* **PROBLEM STATEMENT**
Find every line in the records below that contains the word "count", and copy each such line.

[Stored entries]
________

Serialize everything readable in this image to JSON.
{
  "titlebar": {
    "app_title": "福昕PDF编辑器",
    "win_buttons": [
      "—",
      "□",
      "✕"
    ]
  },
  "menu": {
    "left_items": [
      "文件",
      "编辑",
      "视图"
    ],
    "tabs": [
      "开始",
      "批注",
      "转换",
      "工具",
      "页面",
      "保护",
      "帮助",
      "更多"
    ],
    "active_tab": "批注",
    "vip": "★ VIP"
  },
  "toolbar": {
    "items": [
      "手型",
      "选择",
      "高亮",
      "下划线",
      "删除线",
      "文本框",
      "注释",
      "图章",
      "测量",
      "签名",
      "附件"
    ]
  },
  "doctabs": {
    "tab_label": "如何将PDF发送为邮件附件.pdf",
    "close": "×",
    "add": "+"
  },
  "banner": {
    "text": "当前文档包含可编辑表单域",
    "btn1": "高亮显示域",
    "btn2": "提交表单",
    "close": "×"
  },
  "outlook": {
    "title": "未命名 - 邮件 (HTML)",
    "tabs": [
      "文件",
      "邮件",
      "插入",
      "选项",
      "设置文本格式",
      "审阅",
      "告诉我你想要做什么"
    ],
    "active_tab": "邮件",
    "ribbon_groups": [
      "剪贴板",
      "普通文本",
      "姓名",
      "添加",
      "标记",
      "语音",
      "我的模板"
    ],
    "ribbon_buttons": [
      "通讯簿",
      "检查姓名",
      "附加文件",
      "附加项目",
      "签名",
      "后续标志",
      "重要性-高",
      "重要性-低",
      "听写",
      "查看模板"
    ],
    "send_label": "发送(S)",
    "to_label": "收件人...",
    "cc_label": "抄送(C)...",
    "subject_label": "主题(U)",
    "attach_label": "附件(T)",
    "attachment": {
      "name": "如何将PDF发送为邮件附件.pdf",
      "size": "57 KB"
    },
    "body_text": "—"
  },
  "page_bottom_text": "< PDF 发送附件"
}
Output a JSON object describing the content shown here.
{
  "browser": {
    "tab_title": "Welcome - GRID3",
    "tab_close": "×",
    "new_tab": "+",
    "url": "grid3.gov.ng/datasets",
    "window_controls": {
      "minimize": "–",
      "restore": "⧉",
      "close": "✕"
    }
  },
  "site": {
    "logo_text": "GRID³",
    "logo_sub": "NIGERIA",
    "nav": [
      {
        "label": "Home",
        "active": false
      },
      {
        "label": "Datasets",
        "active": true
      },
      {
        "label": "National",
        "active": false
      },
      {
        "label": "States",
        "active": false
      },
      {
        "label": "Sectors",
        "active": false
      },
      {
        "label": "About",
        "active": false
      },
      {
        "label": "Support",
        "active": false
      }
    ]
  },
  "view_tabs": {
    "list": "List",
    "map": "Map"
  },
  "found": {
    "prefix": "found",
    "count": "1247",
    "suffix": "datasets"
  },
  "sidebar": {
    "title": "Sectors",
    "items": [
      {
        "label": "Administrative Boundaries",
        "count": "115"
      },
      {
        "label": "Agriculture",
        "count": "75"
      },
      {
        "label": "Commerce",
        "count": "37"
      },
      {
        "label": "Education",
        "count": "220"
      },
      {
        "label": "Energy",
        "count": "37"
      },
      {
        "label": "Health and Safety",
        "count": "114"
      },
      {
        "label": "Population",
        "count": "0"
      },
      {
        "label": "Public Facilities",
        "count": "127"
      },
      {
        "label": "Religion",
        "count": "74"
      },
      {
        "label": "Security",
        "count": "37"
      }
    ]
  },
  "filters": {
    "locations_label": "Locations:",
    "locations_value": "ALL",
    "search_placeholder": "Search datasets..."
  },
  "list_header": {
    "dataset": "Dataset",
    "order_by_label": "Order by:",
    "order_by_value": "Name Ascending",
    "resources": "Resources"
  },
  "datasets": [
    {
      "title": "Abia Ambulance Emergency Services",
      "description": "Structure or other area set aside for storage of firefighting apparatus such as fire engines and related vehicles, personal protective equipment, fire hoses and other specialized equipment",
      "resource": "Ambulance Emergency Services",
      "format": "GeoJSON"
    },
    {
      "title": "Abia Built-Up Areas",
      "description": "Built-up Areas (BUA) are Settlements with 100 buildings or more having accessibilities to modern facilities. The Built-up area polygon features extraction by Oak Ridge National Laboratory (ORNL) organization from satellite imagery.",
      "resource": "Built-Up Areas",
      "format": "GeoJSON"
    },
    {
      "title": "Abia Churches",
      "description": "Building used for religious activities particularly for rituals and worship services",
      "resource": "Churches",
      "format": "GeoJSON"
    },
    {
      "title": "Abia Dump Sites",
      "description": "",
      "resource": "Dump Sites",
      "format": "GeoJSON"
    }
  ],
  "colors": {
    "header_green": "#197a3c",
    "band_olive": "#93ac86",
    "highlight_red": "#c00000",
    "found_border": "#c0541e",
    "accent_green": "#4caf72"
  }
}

________

* **COMPLETE OUTPUT**
    "count": "1247",
        "count": "115"
        "count": "75"
        "count": "37"
        "count": "220"
        "count": "37"
        "count": "114"
        "count": "0"
        "count": "127"
        "count": "74"
        "count": "37"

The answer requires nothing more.